# Written task
Search the records below for the word "name". Pull out each line that has it.

** Start Given records **

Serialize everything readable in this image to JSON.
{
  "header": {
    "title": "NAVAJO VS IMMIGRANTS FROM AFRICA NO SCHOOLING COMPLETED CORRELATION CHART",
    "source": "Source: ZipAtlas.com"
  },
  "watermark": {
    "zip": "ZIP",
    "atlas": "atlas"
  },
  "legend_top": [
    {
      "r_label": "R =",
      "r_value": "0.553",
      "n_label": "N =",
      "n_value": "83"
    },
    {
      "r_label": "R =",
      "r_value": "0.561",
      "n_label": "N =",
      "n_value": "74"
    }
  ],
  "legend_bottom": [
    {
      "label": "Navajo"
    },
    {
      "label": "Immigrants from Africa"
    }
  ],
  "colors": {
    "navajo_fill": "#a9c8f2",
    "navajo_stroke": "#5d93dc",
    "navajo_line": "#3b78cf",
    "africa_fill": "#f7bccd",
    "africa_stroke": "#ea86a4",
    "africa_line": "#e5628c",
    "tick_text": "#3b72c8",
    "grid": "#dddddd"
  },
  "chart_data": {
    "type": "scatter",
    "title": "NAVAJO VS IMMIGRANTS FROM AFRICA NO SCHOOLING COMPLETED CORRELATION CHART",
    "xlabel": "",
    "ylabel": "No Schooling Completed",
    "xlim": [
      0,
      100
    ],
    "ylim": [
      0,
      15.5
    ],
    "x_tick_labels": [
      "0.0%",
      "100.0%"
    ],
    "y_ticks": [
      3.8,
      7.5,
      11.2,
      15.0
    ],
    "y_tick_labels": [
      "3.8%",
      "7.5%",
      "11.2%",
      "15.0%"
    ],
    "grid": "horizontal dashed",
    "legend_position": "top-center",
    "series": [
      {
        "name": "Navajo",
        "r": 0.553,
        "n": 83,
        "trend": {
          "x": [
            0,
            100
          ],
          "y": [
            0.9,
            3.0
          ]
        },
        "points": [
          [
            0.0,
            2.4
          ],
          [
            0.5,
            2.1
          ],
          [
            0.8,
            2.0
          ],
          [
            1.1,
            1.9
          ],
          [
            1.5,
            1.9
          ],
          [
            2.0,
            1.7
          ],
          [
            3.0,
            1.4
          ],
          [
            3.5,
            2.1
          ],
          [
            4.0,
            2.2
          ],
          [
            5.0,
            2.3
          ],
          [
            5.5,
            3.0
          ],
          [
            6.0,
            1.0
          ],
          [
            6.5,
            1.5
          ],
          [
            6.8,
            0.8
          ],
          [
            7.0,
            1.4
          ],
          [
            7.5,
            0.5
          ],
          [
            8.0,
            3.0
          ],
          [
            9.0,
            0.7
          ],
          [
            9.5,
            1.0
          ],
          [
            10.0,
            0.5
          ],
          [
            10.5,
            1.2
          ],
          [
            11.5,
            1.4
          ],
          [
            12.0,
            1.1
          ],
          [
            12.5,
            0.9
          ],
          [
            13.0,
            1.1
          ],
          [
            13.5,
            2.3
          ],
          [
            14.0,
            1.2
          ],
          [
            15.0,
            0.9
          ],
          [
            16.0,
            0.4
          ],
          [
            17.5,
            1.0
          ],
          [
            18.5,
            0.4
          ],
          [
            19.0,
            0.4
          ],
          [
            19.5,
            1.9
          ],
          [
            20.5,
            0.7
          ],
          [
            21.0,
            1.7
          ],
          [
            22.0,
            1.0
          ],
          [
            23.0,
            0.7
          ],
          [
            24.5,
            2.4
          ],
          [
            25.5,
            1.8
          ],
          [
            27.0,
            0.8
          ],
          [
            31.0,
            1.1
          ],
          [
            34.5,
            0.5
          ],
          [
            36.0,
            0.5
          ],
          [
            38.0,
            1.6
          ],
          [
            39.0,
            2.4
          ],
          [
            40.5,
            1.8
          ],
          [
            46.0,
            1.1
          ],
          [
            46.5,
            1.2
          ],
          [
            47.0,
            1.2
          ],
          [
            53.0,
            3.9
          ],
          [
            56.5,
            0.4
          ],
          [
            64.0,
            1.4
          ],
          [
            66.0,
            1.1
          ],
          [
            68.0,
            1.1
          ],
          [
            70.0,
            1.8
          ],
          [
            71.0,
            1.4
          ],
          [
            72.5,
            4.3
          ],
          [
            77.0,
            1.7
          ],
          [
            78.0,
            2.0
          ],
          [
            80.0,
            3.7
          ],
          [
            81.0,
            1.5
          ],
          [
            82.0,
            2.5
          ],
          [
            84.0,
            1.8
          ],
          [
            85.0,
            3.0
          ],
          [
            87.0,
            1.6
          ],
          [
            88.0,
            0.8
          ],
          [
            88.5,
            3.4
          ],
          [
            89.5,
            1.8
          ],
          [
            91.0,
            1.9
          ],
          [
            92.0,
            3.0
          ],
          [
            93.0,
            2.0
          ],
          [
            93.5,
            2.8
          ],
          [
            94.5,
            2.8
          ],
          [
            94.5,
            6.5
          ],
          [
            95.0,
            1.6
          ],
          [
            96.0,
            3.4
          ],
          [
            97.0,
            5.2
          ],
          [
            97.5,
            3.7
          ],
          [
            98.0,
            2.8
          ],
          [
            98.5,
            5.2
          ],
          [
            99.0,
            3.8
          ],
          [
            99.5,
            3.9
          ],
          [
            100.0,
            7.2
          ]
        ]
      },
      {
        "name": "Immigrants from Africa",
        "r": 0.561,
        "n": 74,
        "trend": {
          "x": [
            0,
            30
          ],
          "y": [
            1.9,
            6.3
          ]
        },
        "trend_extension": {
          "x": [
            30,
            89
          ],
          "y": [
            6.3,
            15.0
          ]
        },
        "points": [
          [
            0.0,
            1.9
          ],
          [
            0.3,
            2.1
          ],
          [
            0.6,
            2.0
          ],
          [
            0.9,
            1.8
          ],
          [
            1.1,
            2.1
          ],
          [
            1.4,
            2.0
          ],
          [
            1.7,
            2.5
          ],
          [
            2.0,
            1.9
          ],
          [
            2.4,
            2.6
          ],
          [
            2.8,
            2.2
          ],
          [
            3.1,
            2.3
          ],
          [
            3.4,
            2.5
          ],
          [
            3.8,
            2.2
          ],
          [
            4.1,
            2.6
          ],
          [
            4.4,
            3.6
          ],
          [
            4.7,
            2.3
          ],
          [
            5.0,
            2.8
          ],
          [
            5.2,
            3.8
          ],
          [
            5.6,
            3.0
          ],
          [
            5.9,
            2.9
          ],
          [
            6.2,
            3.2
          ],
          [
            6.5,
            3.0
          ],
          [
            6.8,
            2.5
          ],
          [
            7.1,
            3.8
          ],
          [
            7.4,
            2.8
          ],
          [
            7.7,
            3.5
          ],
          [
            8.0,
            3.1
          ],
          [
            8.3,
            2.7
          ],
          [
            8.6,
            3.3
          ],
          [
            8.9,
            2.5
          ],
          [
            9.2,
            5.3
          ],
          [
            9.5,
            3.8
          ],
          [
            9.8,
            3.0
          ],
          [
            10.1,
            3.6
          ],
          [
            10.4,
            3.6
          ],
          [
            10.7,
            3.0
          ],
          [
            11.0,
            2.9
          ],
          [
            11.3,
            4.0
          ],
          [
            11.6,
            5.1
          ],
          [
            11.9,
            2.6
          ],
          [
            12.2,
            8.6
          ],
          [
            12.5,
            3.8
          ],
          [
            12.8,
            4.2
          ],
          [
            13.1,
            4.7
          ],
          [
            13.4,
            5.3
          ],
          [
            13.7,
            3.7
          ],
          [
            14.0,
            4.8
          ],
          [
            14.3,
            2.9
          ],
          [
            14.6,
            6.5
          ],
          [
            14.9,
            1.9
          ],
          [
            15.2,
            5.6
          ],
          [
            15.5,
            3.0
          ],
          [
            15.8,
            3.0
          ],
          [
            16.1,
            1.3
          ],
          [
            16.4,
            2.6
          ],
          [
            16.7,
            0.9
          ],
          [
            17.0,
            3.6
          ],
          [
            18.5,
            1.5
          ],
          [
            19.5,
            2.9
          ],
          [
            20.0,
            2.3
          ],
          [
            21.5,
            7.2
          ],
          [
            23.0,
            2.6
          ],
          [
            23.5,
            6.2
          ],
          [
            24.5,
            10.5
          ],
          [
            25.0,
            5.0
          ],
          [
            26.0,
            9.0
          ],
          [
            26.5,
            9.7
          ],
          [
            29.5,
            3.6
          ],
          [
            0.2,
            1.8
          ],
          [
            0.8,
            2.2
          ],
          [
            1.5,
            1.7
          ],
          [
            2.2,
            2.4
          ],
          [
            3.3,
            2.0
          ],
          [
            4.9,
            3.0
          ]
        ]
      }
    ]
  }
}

** End Given records **

# Completed task
        "name": "Navajo",
        "name": "Immigrants from Africa",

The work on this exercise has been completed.